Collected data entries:
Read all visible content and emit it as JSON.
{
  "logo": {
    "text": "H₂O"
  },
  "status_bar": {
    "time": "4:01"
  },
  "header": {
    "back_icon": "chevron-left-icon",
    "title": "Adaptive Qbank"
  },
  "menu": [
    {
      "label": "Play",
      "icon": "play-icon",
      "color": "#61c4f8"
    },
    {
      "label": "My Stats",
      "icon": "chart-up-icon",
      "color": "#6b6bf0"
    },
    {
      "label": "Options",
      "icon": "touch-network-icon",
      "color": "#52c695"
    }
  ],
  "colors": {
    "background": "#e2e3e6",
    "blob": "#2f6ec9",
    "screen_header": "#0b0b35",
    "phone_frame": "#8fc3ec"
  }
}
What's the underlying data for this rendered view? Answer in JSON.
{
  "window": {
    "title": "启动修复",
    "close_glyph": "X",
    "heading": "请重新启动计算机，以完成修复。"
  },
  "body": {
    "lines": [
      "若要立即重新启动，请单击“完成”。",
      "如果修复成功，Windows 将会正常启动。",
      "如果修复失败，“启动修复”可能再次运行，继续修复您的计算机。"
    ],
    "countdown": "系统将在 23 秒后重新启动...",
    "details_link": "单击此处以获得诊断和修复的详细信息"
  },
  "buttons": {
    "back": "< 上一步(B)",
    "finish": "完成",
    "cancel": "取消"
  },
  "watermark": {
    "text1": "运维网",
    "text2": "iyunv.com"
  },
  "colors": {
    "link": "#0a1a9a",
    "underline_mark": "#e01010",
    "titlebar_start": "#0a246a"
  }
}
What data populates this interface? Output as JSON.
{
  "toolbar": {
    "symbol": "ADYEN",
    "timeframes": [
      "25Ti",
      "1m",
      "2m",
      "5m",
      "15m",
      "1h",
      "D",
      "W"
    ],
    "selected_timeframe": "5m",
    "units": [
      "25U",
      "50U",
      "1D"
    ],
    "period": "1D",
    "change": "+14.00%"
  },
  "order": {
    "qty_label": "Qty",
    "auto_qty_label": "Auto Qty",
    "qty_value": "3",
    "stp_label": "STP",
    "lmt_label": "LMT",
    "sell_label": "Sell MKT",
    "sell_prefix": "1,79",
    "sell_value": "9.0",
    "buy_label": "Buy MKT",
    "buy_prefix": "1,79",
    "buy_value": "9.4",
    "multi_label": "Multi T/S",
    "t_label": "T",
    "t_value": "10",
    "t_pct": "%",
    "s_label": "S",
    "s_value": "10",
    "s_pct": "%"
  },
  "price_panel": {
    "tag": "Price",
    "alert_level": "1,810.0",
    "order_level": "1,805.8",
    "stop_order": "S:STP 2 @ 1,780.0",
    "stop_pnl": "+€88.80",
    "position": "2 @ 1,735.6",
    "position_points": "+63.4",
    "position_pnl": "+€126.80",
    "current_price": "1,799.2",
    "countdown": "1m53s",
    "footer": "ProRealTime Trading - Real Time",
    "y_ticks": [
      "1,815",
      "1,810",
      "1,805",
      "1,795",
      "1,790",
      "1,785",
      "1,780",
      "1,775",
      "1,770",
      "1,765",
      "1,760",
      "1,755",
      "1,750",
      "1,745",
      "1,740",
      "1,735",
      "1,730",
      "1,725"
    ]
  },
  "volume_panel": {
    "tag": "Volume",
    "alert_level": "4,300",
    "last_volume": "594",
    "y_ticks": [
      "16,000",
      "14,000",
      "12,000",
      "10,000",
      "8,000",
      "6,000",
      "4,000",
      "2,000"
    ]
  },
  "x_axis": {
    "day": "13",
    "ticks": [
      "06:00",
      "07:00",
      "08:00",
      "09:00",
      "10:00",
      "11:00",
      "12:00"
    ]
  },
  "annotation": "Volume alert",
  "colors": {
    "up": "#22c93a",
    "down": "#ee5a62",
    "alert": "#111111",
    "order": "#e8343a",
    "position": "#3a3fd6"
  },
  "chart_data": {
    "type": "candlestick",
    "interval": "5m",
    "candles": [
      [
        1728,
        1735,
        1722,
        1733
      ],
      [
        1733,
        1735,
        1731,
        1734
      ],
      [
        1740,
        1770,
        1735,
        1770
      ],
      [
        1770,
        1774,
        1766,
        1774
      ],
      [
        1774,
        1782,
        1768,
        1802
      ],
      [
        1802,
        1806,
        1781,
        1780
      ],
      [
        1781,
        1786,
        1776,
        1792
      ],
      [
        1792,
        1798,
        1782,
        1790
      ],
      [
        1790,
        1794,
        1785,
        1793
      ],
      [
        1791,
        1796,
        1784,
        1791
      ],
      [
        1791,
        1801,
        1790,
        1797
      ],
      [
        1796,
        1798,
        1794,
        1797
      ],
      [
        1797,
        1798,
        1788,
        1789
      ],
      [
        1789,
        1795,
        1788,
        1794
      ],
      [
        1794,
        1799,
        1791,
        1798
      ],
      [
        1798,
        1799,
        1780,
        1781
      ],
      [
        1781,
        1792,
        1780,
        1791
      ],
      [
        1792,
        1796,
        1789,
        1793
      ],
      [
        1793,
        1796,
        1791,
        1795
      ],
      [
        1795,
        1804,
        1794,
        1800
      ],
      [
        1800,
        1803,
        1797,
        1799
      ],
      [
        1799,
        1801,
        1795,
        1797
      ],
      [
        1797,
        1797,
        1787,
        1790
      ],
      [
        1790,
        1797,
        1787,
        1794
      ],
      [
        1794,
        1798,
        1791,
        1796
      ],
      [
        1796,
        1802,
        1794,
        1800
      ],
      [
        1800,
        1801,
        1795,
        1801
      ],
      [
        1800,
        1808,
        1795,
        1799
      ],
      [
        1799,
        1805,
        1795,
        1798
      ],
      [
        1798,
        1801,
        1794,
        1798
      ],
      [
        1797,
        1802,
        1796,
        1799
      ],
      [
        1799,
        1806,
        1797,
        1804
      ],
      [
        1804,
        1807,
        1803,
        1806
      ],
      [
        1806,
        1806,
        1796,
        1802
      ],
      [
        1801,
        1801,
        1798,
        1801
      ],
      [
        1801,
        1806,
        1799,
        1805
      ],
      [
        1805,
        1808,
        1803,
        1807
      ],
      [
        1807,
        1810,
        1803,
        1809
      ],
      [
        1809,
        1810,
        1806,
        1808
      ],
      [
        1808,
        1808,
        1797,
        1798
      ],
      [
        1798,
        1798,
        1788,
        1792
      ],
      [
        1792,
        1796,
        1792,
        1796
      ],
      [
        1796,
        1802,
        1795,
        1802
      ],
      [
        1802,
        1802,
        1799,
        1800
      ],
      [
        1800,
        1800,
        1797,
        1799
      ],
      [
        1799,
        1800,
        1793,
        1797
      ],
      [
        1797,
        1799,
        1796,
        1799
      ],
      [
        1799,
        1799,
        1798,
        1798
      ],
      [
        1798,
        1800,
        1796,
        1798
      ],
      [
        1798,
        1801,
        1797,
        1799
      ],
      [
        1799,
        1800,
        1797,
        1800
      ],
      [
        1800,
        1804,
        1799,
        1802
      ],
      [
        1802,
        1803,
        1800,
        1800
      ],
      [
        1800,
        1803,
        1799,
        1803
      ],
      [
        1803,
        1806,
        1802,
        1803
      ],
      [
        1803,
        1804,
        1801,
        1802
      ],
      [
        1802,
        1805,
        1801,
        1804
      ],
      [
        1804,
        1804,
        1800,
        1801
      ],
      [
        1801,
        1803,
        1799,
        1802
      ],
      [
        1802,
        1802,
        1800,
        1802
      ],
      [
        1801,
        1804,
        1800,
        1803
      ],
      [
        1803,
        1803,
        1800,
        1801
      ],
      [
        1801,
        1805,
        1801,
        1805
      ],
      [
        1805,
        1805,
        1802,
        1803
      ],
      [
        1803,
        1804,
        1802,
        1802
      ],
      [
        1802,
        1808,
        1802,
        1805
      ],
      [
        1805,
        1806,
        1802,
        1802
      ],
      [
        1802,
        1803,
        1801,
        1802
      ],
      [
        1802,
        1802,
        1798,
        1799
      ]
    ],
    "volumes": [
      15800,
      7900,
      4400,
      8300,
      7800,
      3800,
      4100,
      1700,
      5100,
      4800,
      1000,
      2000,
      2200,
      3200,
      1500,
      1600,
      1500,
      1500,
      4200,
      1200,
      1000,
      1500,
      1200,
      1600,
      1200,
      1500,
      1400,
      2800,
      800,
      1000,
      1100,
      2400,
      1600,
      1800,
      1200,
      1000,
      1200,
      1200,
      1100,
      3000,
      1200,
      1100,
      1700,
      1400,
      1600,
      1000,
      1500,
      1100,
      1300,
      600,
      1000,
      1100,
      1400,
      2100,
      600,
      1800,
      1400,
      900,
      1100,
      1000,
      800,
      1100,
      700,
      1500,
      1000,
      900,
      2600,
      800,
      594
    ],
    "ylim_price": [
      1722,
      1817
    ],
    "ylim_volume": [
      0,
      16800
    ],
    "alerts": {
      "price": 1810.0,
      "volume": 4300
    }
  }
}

Exercise requirements:
Pull out all lines in the data above that include "countdown".

Output of the exercise:
    "countdown": "系统将在 23 秒后重新启动...",
    "countdown": "1m53s",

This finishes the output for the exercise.